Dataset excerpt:
— Start —
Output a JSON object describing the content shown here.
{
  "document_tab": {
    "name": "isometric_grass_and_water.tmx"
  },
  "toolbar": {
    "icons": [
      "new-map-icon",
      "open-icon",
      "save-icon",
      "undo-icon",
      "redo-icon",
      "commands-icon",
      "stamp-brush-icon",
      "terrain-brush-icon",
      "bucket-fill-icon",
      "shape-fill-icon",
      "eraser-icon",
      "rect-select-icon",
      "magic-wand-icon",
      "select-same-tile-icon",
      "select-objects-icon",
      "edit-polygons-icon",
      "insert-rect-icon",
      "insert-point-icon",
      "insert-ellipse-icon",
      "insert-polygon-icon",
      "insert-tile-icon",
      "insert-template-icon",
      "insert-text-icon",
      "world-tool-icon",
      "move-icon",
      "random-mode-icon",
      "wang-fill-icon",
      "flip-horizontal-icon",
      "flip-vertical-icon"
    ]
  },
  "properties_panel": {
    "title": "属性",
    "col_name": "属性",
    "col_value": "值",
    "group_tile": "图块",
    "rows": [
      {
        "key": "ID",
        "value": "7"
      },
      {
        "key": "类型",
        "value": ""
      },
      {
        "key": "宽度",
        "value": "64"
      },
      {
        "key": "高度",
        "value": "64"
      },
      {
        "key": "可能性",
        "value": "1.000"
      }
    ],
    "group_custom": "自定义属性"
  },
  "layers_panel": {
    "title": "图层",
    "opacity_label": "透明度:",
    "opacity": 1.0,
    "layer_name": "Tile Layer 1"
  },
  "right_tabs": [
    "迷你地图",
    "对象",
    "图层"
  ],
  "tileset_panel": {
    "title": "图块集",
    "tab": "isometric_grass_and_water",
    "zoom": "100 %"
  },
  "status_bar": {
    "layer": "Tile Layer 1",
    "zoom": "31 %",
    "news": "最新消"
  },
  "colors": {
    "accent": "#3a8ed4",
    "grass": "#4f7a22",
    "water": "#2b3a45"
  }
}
— End —
Transcribe all of the material exactly. Omit nothing.

Output a JSON object describing the content shown here.
{
  "document_tab": {
    "name": "isometric_grass_and_water.tmx"
  },
  "toolbar": {
    "icons": [
      "new-map-icon",
      "open-icon",
      "save-icon",
      "undo-icon",
      "redo-icon",
      "commands-icon",
      "stamp-brush-icon",
      "terrain-brush-icon",
      "bucket-fill-icon",
      "shape-fill-icon",
      "eraser-icon",
      "rect-select-icon",
      "magic-wand-icon",
      "select-same-tile-icon",
      "select-objects-icon",
      "edit-polygons-icon",
      "insert-rect-icon",
      "insert-point-icon",
      "insert-ellipse-icon",
      "insert-polygon-icon",
      "insert-tile-icon",
      "insert-template-icon",
      "insert-text-icon",
      "world-tool-icon",
      "move-icon",
      "random-mode-icon",
      "wang-fill-icon",
      "flip-horizontal-icon",
      "flip-vertical-icon"
    ]
  },
  "properties_panel": {
    "title": "属性",
    "col_name": "属性",
    "col_value": "值",
    "group_tile": "图块",
    "rows": [
      {
        "key": "ID",
        "value": "7"
      },
      {
        "key": "类型",
        "value": ""
      },
      {
        "key": "宽度",
        "value": "64"
      },
      {
        "key": "高度",
        "value": "64"
      },
      {
        "key": "可能性",
        "value": "1.000"
      }
    ],
    "group_custom": "自定义属性"
  },
  "layers_panel": {
    "title": "图层",
    "opacity_label": "透明度:",
    "opacity": 1.0,
    "layer_name": "Tile Layer 1"
  },
  "right_tabs": [
    "迷你地图",
    "对象",
    "图层"
  ],
  "tileset_panel": {
    "title": "图块集",
    "tab": "isometric_grass_and_water",
    "zoom": "100 %"
  },
  "status_bar": {
    "layer": "Tile Layer 1",
    "zoom": "31 %",
    "news": "最新消"
  },
  "colors": {
    "accent": "#3a8ed4",
    "grass": "#4f7a22",
    "water": "#2b3a45"
  }
}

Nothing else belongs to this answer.